======== Task inputs ========

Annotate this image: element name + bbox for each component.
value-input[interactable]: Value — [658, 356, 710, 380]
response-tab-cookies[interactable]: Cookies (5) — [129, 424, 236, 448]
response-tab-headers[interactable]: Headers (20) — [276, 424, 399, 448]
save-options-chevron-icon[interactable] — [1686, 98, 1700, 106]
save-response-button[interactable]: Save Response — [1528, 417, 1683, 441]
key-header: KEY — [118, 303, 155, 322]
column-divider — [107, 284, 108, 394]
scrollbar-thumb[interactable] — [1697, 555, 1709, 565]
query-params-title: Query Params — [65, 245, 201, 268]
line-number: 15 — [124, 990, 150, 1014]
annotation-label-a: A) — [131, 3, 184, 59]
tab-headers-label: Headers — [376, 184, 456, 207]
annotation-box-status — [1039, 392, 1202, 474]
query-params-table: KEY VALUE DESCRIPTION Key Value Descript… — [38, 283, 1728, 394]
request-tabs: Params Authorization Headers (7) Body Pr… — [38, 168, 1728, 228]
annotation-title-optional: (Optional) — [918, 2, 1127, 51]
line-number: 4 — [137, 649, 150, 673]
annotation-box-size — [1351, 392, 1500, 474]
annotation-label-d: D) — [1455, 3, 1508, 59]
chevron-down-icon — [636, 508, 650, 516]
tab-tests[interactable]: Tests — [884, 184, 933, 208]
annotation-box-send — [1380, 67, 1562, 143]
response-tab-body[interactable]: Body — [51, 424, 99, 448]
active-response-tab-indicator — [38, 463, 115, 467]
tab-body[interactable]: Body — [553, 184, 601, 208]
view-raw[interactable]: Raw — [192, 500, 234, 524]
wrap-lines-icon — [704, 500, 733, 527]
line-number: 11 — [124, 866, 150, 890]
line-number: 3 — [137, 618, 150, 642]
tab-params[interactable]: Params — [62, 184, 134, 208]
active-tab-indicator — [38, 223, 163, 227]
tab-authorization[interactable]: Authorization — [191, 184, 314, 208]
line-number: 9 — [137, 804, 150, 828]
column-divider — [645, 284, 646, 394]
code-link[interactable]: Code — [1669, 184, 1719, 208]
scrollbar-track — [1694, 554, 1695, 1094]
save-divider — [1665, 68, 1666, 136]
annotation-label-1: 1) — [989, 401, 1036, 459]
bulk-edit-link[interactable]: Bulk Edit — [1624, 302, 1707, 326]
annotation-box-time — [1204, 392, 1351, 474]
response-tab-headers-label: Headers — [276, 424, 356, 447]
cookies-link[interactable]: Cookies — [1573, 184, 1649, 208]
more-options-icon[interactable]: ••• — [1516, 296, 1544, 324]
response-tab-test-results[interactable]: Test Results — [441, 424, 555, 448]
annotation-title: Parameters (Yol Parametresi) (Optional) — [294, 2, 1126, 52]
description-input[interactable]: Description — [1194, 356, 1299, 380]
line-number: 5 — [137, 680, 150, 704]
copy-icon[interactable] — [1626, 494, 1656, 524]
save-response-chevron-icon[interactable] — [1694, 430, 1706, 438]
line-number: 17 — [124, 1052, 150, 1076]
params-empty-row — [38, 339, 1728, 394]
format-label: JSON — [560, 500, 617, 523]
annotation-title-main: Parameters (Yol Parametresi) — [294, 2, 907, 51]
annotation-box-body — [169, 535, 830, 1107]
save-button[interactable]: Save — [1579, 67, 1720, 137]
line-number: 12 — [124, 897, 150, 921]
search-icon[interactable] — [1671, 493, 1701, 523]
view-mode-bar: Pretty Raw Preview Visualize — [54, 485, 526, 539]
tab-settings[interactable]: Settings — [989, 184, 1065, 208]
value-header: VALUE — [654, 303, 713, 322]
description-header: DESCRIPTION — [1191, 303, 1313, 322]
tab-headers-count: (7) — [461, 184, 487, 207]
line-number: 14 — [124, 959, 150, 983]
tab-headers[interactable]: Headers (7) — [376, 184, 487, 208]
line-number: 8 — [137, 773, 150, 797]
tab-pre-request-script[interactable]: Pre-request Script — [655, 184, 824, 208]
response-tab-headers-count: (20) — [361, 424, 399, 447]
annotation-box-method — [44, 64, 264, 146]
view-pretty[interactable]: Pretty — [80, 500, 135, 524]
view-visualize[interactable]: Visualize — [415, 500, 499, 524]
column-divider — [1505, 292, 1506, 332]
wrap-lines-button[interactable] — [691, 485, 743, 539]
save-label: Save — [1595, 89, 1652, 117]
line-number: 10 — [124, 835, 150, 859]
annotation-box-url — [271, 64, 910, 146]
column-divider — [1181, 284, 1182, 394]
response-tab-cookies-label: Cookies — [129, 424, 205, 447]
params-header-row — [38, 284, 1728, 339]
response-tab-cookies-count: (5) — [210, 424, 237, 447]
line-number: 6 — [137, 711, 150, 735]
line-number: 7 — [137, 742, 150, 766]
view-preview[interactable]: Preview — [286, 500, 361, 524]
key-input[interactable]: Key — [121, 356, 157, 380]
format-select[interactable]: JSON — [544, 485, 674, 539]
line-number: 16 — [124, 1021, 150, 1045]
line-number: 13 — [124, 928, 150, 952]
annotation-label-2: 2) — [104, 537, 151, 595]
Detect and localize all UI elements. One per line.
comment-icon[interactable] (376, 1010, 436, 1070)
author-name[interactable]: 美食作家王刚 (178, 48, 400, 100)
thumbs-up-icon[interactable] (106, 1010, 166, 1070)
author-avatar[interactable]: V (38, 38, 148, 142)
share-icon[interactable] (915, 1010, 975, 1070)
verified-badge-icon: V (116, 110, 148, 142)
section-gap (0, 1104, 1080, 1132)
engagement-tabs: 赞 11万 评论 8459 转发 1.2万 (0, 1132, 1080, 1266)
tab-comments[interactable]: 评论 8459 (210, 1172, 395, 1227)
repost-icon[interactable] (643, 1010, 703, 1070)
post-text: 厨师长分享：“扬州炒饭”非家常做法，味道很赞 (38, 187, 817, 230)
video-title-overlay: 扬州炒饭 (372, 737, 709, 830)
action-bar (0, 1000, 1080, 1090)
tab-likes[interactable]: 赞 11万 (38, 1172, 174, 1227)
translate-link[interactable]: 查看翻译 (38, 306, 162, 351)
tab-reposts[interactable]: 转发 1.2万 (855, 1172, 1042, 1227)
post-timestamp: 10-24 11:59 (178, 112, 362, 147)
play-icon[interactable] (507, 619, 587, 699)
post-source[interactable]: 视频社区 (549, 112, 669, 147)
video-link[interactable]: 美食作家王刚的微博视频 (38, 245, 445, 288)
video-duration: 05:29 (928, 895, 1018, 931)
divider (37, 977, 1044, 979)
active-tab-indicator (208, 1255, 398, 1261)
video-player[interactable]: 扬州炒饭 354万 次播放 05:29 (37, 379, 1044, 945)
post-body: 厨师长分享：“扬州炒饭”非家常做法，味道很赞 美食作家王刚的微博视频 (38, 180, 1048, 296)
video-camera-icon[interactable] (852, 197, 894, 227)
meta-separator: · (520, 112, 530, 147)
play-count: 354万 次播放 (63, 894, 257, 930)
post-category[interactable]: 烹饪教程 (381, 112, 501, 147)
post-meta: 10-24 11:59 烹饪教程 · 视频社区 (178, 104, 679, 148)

========

Aim:
Render every line of the records above as a numbered list, omitting blank lines.

Answer for this exercise:
1. Annotate this image: element name + bbox for each component.
2. value-input[interactable]: Value — [658, 356, 710, 380]
3. response-tab-cookies[interactable]: Cookies (5) — [129, 424, 236, 448]
4. response-tab-headers[interactable]: Headers (20) — [276, 424, 399, 448]
5. save-options-chevron-icon[interactable] — [1686, 98, 1700, 106]
6. save-response-button[interactable]: Save Response — [1528, 417, 1683, 441]
7. key-header: KEY — [118, 303, 155, 322]
8. column-divider — [107, 284, 108, 394]
9. scrollbar-thumb[interactable] — [1697, 555, 1709, 565]
10. query-params-title: Query Params — [65, 245, 201, 268]
11. line-number: 15 — [124, 990, 150, 1014]
12. annotation-label-a: A) — [131, 3, 184, 59]
13. tab-headers-label: Headers — [376, 184, 456, 207]
14. annotation-box-status — [1039, 392, 1202, 474]
15. query-params-table: KEY VALUE DESCRIPTION Key Value Descript… — [38, 283, 1728, 394]
16. request-tabs: Params Authorization Headers (7) Body Pr… — [38, 168, 1728, 228]
17. annotation-title-optional: (Optional) — [918, 2, 1127, 51]
18. line-number: 4 — [137, 649, 150, 673]
19. annotation-box-size — [1351, 392, 1500, 474]
20. annotation-label-d: D) — [1455, 3, 1508, 59]
21. chevron-down-icon — [636, 508, 650, 516]
22. tab-tests[interactable]: Tests — [884, 184, 933, 208]
23. annotation-box-send — [1380, 67, 1562, 143]
24. response-tab-body[interactable]: Body — [51, 424, 99, 448]
25. active-response-tab-indicator — [38, 463, 115, 467]
26. tab-body[interactable]: Body — [553, 184, 601, 208]
27. view-raw[interactable]: Raw — [192, 500, 234, 524]
28. wrap-lines-icon — [704, 500, 733, 527]
29. line-number: 11 — [124, 866, 150, 890]
30. line-number: 3 — [137, 618, 150, 642]
31. tab-params[interactable]: Params — [62, 184, 134, 208]
32. active-tab-indicator — [38, 223, 163, 227]
33. tab-authorization[interactable]: Authorization — [191, 184, 314, 208]
34. line-number: 9 — [137, 804, 150, 828]
35. column-divider — [645, 284, 646, 394]
36. code-link[interactable]: Code — [1669, 184, 1719, 208]
37. scrollbar-track — [1694, 554, 1695, 1094]
38. save-divider — [1665, 68, 1666, 136]
39. annotation-label-1: 1) — [989, 401, 1036, 459]
40. bulk-edit-link[interactable]: Bulk Edit — [1624, 302, 1707, 326]
41. annotation-box-time — [1204, 392, 1351, 474]
42. response-tab-headers-label: Headers — [276, 424, 356, 447]
43. cookies-link[interactable]: Cookies — [1573, 184, 1649, 208]
44. more-options-icon[interactable]: ••• — [1516, 296, 1544, 324]
45. response-tab-test-results[interactable]: Test Results — [441, 424, 555, 448]
46. annotation-title: Parameters (Yol Parametresi) (Optional) — [294, 2, 1126, 52]
47. description-input[interactable]: Description — [1194, 356, 1299, 380]
48. line-number: 5 — [137, 680, 150, 704]
49. copy-icon[interactable] — [1626, 494, 1656, 524]
50. save-response-chevron-icon[interactable] — [1694, 430, 1706, 438]
51. line-number: 17 — [124, 1052, 150, 1076]
52. params-empty-row — [38, 339, 1728, 394]
53. format-label: JSON — [560, 500, 617, 523]
54. annotation-title-main: Parameters (Yol Parametresi) — [294, 2, 907, 51]
55. annotation-box-body — [169, 535, 830, 1107]
56. save-button[interactable]: Save — [1579, 67, 1720, 137]
57. line-number: 12 — [124, 897, 150, 921]
58. search-icon[interactable] — [1671, 493, 1701, 523]
59. view-mode-bar: Pretty Raw Preview Visualize — [54, 485, 526, 539]
60. tab-settings[interactable]: Settings — [989, 184, 1065, 208]
61. value-header: VALUE — [654, 303, 713, 322]
62. description-header: DESCRIPTION — [1191, 303, 1313, 322]
63. tab-headers-count: (7) — [461, 184, 487, 207]
64. line-number: 14 — [124, 959, 150, 983]
65. tab-headers[interactable]: Headers (7) — [376, 184, 487, 208]
66. line-number: 8 — [137, 773, 150, 797]
67. tab-pre-request-script[interactable]: Pre-request Script — [655, 184, 824, 208]
68. response-tab-headers-count: (20) — [361, 424, 399, 447]
69. annotation-box-method — [44, 64, 264, 146]
70. view-pretty[interactable]: Pretty — [80, 500, 135, 524]
71. view-visualize[interactable]: Visualize — [415, 500, 499, 524]
72. column-divider — [1505, 292, 1506, 332]
73. wrap-lines-button[interactable] — [691, 485, 743, 539]
74. save-label: Save — [1595, 89, 1652, 117]
75. line-number: 10 — [124, 835, 150, 859]
76. annotation-box-url — [271, 64, 910, 146]
77. column-divider — [1181, 284, 1182, 394]
78. response-tab-cookies-label: Cookies — [129, 424, 205, 447]
79. params-header-row — [38, 284, 1728, 339]
80. response-tab-cookies-count: (5) — [210, 424, 237, 447]
81. line-number: 6 — [137, 711, 150, 735]
82. line-number: 7 — [137, 742, 150, 766]
83. view-preview[interactable]: Preview — [286, 500, 361, 524]
84. key-input[interactable]: Key — [121, 356, 157, 380]
85. format-select[interactable]: JSON — [544, 485, 674, 539]
86. line-number: 16 — [124, 1021, 150, 1045]
87. line-number: 13 — [124, 928, 150, 952]
88. annotation-label-2: 2) — [104, 537, 151, 595]
89. Detect and localize all UI elements. One per line.
90. comment-icon[interactable] (376, 1010, 436, 1070)
91. author-name[interactable]: 美食作家王刚 (178, 48, 400, 100)
92. thumbs-up-icon[interactable] (106, 1010, 166, 1070)
93. author-avatar[interactable]: V (38, 38, 148, 142)
94. share-icon[interactable] (915, 1010, 975, 1070)
95. verified-badge-icon: V (116, 110, 148, 142)
96. section-gap (0, 1104, 1080, 1132)
97. engagement-tabs: 赞 11万 评论 8459 转发 1.2万 (0, 1132, 1080, 1266)
98. tab-comments[interactable]: 评论 8459 (210, 1172, 395, 1227)
99. repost-icon[interactable] (643, 1010, 703, 1070)
100. post-text: 厨师长分享：“扬州炒饭”非家常做法，味道很赞 (38, 187, 817, 230)
101. video-title-overlay: 扬州炒饭 (372, 737, 709, 830)
102. action-bar (0, 1000, 1080, 1090)
103. tab-likes[interactable]: 赞 11万 (38, 1172, 174, 1227)
104. translate-link[interactable]: 查看翻译 (38, 306, 162, 351)
105. tab-reposts[interactable]: 转发 1.2万 (855, 1172, 1042, 1227)
106. post-timestamp: 10-24 11:59 (178, 112, 362, 147)
107. play-icon[interactable] (507, 619, 587, 699)
108. post-source[interactable]: 视频社区 (549, 112, 669, 147)
109. video-link[interactable]: 美食作家王刚的微博视频 (38, 245, 445, 288)
110. video-duration: 05:29 (928, 895, 1018, 931)
111. divider (37, 977, 1044, 979)
112. active-tab-indicator (208, 1255, 398, 1261)
113. video-player[interactable]: 扬州炒饭 354万 次播放 05:29 (37, 379, 1044, 945)
114. post-body: 厨师长分享：“扬州炒饭”非家常做法，味道很赞 美食作家王刚的微博视频 (38, 180, 1048, 296)
115. video-camera-icon[interactable] (852, 197, 894, 227)
116. meta-separator: · (520, 112, 530, 147)
117. play-count: 354万 次播放 (63, 894, 257, 930)
118. post-category[interactable]: 烹饪教程 (381, 112, 501, 147)
119. post-meta: 10-24 11:59 烹饪教程 · 视频社区 (178, 104, 679, 148)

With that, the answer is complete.